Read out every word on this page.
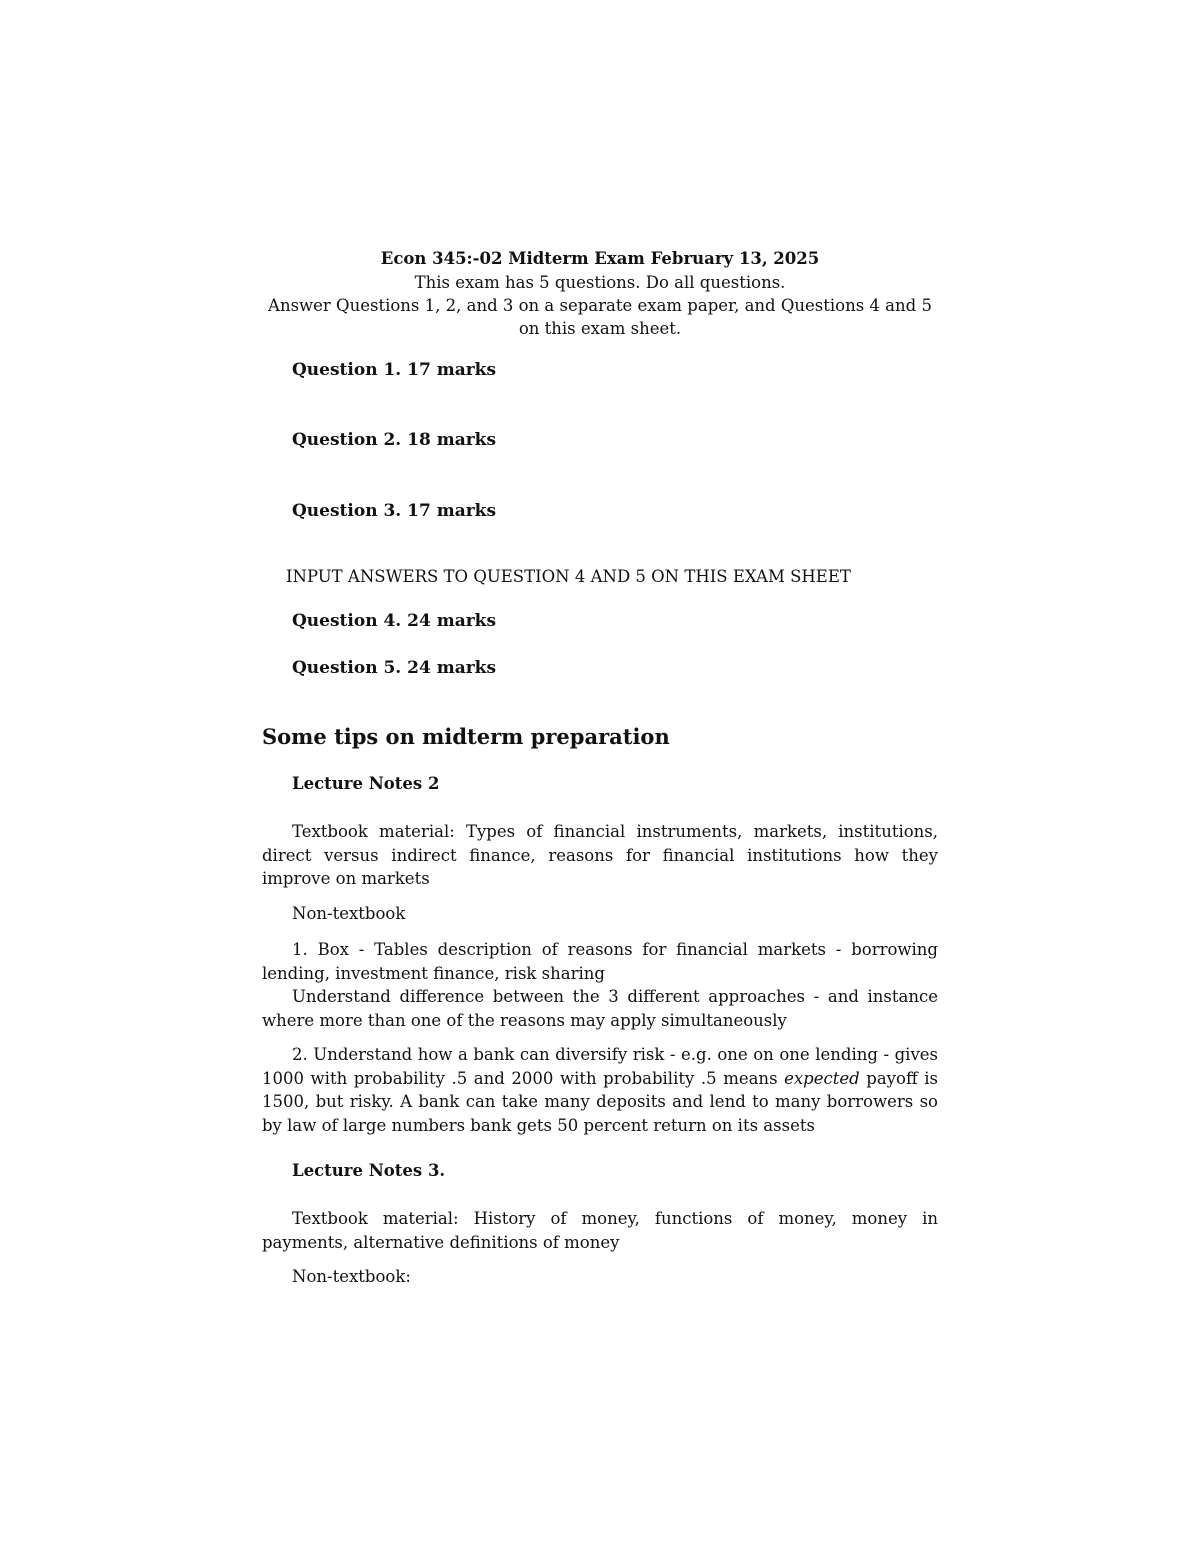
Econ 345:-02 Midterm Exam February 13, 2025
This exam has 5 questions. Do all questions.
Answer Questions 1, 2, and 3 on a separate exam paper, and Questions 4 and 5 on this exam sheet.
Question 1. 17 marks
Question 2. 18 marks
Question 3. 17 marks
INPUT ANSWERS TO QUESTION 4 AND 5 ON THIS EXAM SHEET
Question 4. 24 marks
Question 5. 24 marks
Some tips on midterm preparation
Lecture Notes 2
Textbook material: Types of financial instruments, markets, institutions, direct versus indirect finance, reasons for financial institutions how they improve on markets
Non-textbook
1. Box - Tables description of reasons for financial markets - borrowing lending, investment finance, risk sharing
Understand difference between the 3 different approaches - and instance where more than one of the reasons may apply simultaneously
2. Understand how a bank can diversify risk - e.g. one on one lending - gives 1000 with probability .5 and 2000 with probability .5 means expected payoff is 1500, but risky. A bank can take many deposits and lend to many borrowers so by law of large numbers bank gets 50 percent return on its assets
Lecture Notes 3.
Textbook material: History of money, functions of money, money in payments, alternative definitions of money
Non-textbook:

☆ ☆ ☆ ☆

- _WHAT YOU NEED TO DO_: Retype each record exactly as it stands, but do not include the pictures.

- _COMPLETE RESPONSE_:
Read out every word on this page.
Econ 345:-02 Midterm Exam February 13, 2025
This exam has 5 questions. Do all questions.
Answer Questions 1, 2, and 3 on a separate exam paper, and Questions 4 and 5 on this exam sheet.
Question 1. 17 marks
Question 2. 18 marks
Question 3. 17 marks
INPUT ANSWERS TO QUESTION 4 AND 5 ON THIS EXAM SHEET
Question 4. 24 marks
Question 5. 24 marks
Some tips on midterm preparation
Lecture Notes 2
Textbook material: Types of financial instruments, markets, institutions, direct versus indirect finance, reasons for financial institutions how they improve on markets
Non-textbook
1. Box - Tables description of reasons for financial markets - borrowing lending, investment finance, risk sharing
Understand difference between the 3 different approaches - and instance where more than one of the reasons may apply simultaneously
2. Understand how a bank can diversify risk - e.g. one on one lending - gives 1000 with probability .5 and 2000 with probability .5 means expected payoff is 1500, but risky. A bank can take many deposits and lend to many borrowers so by law of large numbers bank gets 50 percent return on its assets
Lecture Notes 3.
Textbook material: History of money, functions of money, money in payments, alternative definitions of money
Non-textbook:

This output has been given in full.